═══ Dataset extract

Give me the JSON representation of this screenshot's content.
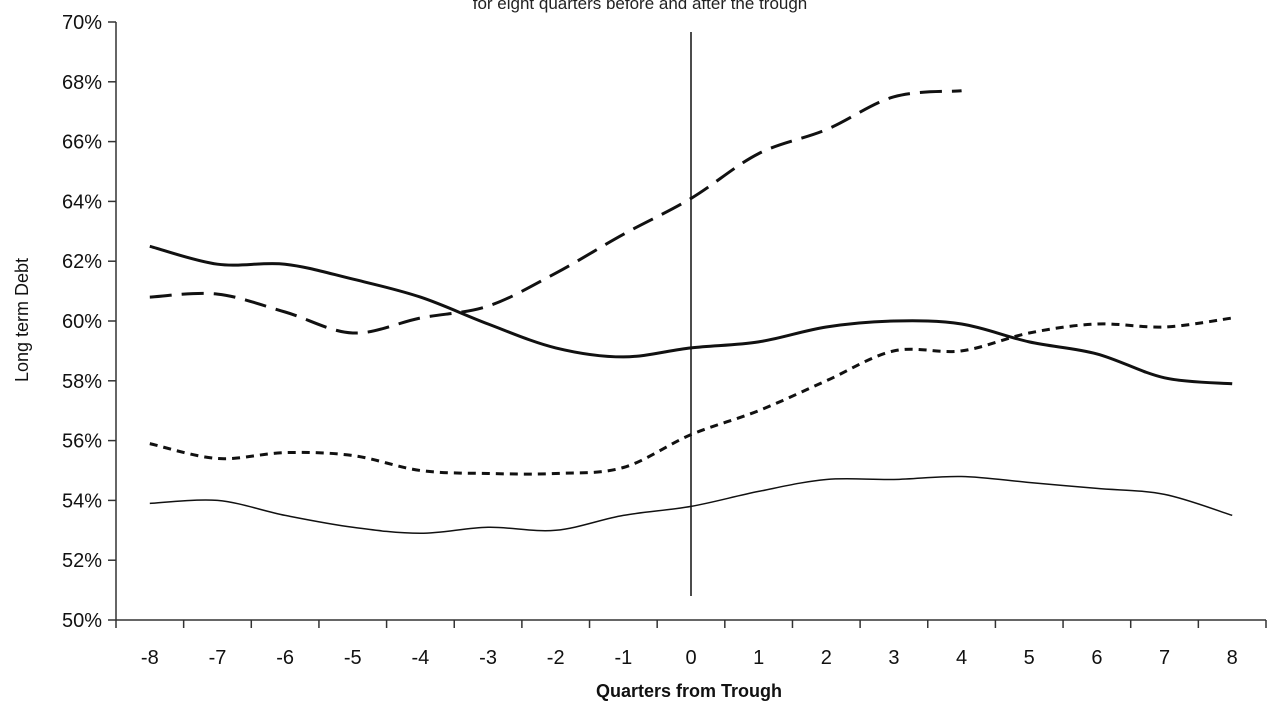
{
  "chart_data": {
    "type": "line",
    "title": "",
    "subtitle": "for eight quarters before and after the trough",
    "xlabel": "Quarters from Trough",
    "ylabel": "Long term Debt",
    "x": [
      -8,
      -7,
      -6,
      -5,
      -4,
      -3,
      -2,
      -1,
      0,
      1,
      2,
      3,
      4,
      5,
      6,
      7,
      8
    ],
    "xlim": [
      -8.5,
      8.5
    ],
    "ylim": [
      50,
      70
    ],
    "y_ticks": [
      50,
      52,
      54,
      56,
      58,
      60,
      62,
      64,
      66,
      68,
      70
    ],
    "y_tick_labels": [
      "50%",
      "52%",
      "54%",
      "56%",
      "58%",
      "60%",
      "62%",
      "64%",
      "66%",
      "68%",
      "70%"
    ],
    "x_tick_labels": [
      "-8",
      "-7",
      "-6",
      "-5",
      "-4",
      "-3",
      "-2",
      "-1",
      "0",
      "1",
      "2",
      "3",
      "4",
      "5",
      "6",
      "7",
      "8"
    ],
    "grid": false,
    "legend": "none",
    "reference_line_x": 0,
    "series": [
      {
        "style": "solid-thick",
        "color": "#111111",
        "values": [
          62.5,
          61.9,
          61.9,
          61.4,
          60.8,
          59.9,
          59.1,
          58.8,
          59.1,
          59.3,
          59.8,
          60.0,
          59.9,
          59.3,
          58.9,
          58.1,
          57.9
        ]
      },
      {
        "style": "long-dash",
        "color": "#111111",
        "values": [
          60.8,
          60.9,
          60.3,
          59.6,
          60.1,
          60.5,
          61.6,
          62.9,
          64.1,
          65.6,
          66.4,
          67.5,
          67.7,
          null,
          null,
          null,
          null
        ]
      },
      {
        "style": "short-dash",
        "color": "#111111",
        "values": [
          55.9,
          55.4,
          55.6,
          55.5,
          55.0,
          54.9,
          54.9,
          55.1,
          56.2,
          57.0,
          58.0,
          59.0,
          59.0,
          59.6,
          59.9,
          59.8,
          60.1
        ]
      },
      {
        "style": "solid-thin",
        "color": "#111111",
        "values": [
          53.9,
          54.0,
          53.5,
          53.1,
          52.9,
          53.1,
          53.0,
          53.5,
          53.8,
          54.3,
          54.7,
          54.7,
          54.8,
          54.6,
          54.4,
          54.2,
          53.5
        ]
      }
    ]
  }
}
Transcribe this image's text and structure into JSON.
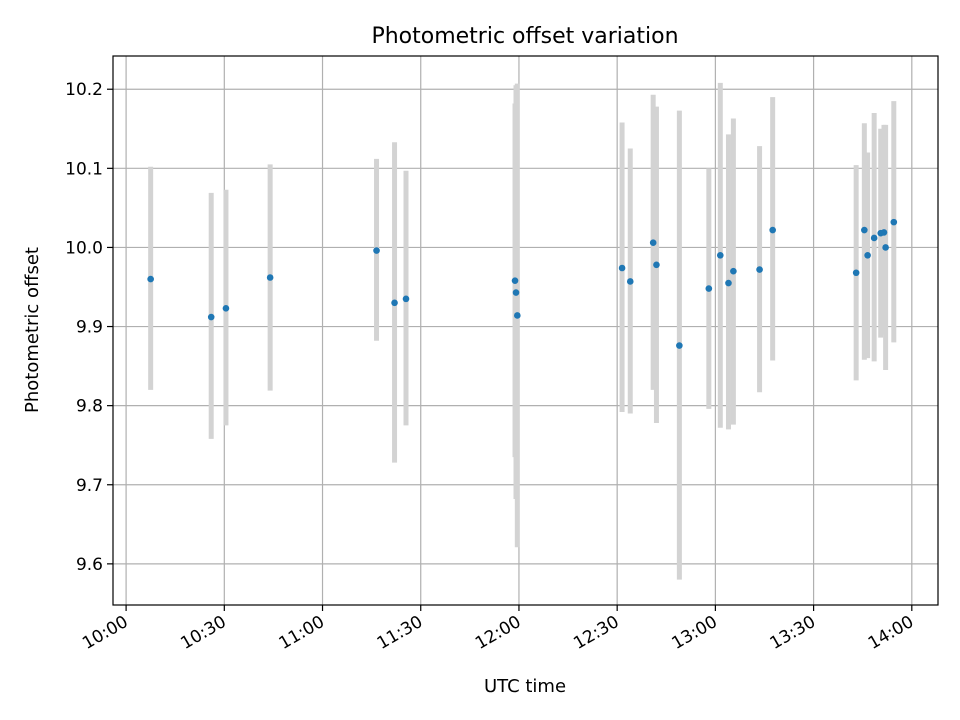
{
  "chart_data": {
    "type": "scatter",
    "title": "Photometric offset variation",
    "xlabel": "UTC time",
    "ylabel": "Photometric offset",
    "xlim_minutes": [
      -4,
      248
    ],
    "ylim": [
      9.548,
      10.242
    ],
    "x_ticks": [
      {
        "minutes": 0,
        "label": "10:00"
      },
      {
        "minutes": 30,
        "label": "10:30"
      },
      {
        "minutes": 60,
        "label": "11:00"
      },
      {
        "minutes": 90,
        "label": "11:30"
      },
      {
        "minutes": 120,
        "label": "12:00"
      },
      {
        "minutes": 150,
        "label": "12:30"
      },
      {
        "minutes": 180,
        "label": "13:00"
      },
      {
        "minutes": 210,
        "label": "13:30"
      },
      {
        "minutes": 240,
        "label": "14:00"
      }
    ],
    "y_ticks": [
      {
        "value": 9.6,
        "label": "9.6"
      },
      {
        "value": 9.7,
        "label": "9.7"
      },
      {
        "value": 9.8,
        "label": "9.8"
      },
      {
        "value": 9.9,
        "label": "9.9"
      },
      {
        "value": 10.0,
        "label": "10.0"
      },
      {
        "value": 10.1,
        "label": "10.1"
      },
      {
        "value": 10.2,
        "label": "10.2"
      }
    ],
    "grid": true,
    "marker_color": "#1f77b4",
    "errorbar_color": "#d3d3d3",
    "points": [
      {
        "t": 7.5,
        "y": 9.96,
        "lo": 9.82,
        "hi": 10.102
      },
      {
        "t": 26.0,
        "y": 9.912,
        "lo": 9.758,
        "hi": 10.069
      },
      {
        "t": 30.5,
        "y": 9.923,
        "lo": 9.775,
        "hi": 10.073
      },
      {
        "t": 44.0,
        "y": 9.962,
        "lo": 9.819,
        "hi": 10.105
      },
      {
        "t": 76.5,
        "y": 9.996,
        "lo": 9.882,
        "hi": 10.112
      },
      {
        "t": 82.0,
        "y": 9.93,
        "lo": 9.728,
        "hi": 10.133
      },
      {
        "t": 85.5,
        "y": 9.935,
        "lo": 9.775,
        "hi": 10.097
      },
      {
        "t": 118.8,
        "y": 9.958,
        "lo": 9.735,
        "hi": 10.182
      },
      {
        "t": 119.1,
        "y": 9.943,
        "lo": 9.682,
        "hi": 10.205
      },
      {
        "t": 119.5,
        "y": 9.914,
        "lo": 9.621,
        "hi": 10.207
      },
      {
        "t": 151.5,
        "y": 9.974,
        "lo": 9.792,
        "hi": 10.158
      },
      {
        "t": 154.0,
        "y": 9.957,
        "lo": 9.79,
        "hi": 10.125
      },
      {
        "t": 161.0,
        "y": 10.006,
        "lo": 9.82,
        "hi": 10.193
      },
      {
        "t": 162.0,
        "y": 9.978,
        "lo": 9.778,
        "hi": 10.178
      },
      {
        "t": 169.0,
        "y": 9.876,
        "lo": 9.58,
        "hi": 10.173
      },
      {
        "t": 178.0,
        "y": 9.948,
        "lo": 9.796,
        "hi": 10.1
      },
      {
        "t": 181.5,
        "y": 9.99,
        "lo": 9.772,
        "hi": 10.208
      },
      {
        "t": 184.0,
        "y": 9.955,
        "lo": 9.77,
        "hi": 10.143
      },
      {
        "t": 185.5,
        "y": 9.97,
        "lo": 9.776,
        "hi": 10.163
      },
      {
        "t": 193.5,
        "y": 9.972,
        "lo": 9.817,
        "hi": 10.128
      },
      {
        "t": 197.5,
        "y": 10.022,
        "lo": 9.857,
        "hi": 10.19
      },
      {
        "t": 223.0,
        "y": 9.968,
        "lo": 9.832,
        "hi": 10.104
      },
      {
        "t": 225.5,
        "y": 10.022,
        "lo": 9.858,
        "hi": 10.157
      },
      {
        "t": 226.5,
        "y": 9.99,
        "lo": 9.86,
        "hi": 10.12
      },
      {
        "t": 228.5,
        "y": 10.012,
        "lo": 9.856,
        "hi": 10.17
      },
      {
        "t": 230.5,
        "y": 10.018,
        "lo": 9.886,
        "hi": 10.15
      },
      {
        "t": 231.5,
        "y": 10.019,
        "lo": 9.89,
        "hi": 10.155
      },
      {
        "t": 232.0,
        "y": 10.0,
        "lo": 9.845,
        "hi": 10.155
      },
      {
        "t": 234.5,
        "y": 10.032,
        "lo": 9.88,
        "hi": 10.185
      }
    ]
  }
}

══════
═══ Dataset extract

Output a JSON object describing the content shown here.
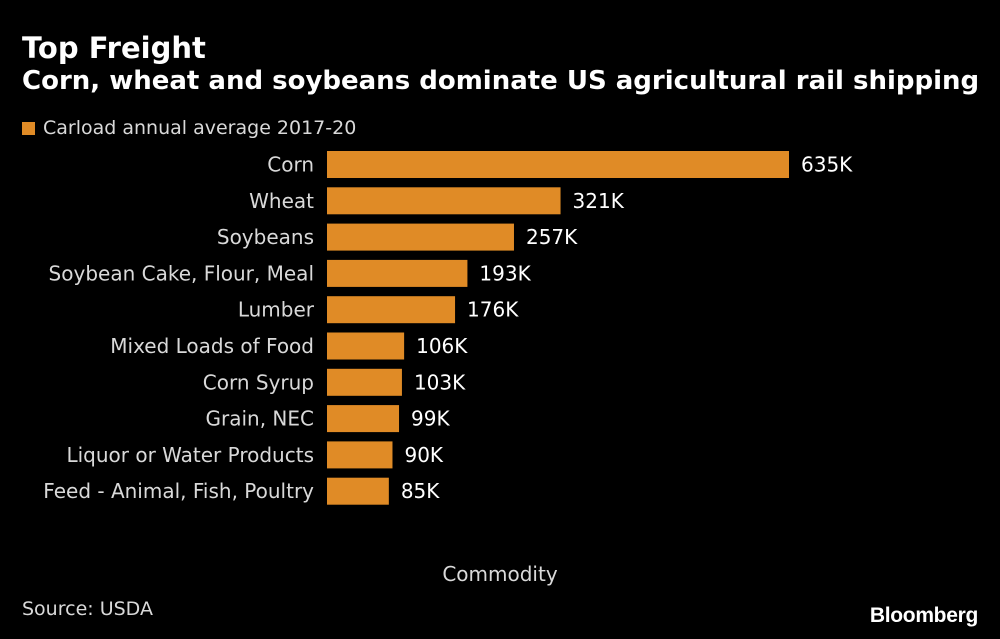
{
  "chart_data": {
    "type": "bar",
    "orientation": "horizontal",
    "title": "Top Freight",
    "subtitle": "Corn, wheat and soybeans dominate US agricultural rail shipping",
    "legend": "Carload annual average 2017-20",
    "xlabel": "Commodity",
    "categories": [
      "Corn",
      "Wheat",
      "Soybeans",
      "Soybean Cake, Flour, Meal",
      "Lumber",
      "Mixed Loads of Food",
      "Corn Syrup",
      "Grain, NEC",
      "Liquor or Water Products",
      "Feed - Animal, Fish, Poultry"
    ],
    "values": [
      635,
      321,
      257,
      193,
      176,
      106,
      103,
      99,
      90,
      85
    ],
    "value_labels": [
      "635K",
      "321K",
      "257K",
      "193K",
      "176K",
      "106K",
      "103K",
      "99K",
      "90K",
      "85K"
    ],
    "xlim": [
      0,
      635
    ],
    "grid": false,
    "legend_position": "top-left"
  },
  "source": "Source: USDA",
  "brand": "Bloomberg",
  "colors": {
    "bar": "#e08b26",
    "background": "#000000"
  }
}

══════

The request: Locate the word "xlabel" in the records and collect each line it appears in.

Task result:
    "xlabel": "Quarters from Trough",
    "xlabel": "UTC time",
    "xlabel": "Commodity",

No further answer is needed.